(Collected data)
start

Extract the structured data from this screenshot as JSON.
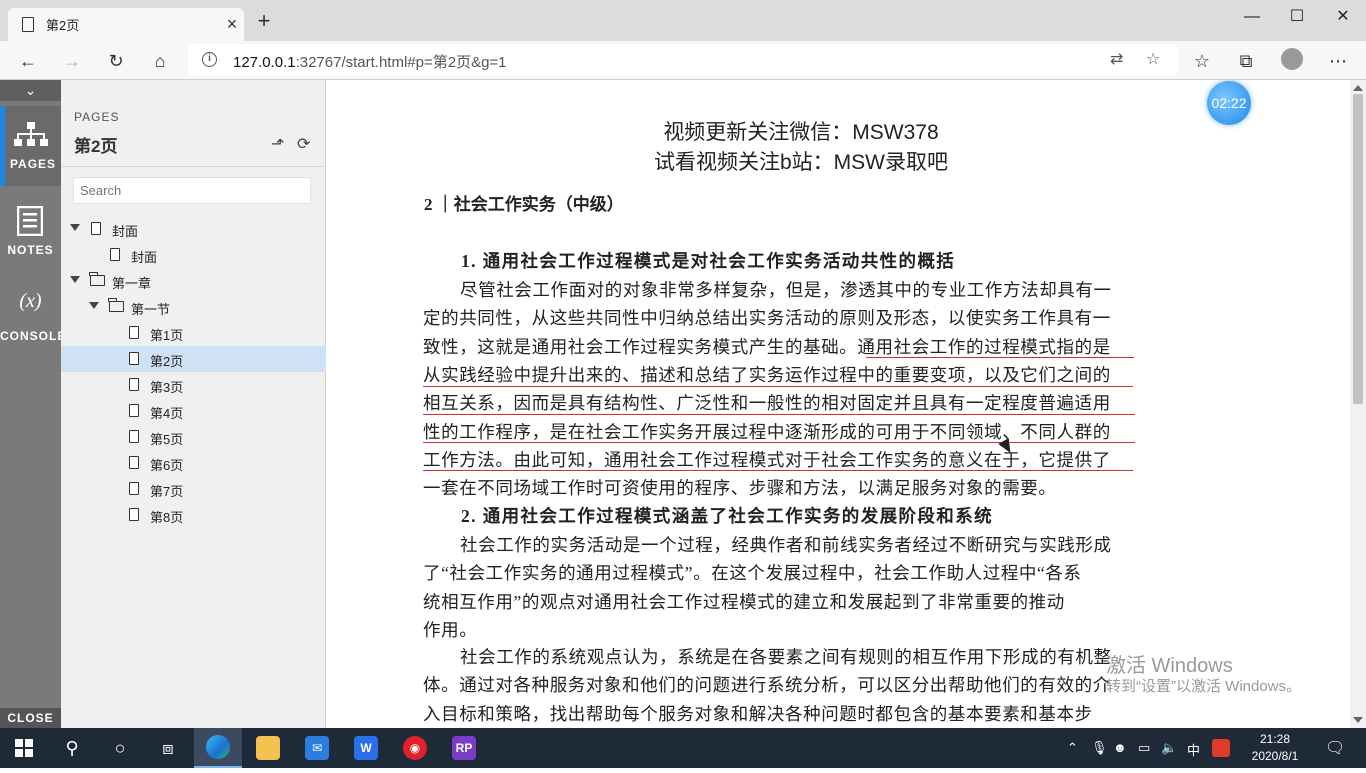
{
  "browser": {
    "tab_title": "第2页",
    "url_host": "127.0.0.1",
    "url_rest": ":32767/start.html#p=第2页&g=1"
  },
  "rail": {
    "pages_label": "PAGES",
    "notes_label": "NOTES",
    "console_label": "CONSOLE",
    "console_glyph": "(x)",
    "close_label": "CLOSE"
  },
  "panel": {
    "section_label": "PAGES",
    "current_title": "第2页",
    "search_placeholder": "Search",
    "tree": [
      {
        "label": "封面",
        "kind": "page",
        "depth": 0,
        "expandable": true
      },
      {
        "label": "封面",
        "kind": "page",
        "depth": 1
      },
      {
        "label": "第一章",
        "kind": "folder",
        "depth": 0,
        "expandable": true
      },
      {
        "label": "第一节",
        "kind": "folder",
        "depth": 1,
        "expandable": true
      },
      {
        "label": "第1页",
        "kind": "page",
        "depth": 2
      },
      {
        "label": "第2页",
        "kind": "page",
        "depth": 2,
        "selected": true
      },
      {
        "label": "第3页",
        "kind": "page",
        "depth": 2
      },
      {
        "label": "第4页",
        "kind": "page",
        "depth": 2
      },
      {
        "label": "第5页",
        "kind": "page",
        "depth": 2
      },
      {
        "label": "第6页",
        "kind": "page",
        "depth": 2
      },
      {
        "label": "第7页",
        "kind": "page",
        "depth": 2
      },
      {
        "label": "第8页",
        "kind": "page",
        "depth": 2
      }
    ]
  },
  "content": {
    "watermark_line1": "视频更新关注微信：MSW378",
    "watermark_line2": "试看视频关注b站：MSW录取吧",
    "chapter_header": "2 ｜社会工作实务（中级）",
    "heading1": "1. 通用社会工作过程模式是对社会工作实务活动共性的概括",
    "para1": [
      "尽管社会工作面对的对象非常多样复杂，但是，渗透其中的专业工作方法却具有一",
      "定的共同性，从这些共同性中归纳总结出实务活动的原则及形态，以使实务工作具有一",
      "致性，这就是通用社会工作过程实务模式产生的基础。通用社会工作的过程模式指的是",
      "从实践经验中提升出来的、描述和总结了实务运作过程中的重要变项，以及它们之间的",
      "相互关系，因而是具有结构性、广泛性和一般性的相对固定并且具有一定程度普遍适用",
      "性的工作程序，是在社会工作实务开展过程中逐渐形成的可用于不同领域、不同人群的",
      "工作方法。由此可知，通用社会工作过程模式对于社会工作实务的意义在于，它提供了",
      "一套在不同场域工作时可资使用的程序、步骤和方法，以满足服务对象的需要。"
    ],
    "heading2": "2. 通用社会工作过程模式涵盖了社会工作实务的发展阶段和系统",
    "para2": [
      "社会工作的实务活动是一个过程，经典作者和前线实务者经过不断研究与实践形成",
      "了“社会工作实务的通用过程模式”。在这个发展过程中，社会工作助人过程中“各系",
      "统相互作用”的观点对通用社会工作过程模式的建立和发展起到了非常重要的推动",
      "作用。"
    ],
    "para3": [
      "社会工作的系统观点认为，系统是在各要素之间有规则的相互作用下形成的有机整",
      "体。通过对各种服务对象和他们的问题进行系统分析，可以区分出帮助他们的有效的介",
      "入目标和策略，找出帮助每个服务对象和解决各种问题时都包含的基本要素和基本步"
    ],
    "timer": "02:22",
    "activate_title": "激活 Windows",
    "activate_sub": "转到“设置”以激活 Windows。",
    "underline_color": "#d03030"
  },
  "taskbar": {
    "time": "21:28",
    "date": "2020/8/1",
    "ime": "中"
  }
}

end
start

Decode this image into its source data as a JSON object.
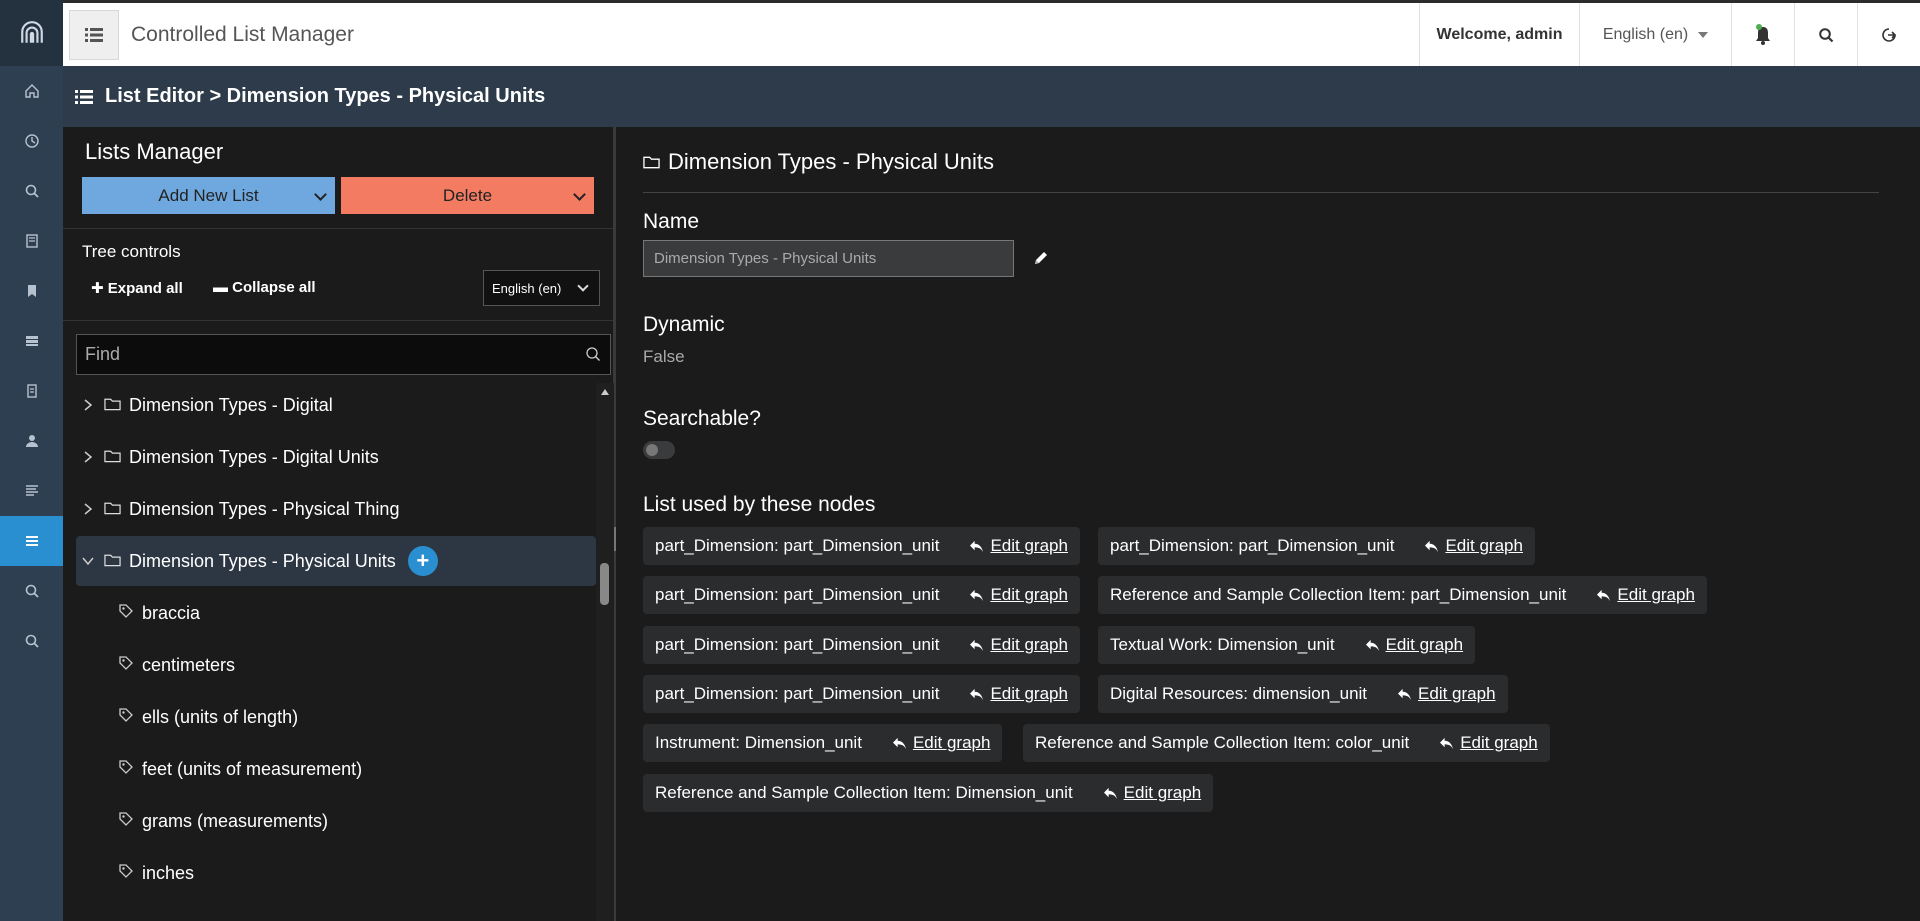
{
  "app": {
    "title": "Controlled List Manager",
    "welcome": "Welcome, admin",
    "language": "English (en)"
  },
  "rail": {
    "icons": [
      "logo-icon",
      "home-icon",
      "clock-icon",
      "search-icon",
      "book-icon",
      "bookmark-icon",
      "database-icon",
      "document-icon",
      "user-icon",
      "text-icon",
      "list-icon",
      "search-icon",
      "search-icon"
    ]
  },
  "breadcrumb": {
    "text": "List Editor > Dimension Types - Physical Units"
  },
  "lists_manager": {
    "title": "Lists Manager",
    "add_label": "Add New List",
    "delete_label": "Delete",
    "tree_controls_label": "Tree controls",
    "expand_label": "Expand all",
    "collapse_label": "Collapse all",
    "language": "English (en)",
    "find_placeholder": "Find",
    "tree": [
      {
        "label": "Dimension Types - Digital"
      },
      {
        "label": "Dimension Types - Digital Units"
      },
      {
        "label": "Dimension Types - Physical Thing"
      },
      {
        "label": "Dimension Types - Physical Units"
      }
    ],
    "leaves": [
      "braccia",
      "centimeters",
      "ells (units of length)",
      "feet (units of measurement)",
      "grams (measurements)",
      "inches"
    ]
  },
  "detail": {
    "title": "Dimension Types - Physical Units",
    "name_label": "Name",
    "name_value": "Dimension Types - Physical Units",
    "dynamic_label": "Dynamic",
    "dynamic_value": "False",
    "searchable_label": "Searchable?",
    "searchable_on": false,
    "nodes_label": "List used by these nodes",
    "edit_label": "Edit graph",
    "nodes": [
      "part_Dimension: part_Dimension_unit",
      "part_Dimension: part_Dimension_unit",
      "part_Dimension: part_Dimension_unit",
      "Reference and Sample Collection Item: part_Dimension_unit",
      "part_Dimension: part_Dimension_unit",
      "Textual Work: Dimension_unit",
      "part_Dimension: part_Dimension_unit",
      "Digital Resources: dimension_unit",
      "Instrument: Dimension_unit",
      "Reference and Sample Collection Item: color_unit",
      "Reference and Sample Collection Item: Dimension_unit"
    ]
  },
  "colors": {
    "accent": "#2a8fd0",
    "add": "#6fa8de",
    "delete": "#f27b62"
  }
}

end
start

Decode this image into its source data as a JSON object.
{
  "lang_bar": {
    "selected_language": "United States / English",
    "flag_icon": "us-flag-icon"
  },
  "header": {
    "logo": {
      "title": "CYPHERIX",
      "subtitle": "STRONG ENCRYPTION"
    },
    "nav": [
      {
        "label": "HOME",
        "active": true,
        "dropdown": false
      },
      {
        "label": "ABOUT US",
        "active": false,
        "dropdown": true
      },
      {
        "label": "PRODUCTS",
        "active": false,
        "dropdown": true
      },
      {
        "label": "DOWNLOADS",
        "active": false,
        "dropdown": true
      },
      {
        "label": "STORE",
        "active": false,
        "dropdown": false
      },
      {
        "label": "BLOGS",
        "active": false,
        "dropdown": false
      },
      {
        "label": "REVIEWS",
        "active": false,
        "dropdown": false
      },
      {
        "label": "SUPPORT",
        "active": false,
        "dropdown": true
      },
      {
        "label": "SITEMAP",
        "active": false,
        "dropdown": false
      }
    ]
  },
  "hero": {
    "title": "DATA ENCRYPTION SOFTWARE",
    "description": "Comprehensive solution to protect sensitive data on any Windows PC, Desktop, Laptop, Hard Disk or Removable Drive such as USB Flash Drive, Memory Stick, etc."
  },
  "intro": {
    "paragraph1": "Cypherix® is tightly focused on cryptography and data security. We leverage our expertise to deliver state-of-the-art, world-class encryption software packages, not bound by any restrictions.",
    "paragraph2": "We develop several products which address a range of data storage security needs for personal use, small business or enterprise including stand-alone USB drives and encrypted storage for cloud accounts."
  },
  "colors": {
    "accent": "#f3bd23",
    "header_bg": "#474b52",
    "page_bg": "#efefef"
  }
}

end

→ WORK REQUIRED
Read the entries and select each line where the word "Reference" is found.

→ TASK RESPONSE
      "Reference and Sample Collection Item: part_Dimension_unit",
      "Reference and Sample Collection Item: color_unit",
      "Reference and Sample Collection Item: Dimension_unit"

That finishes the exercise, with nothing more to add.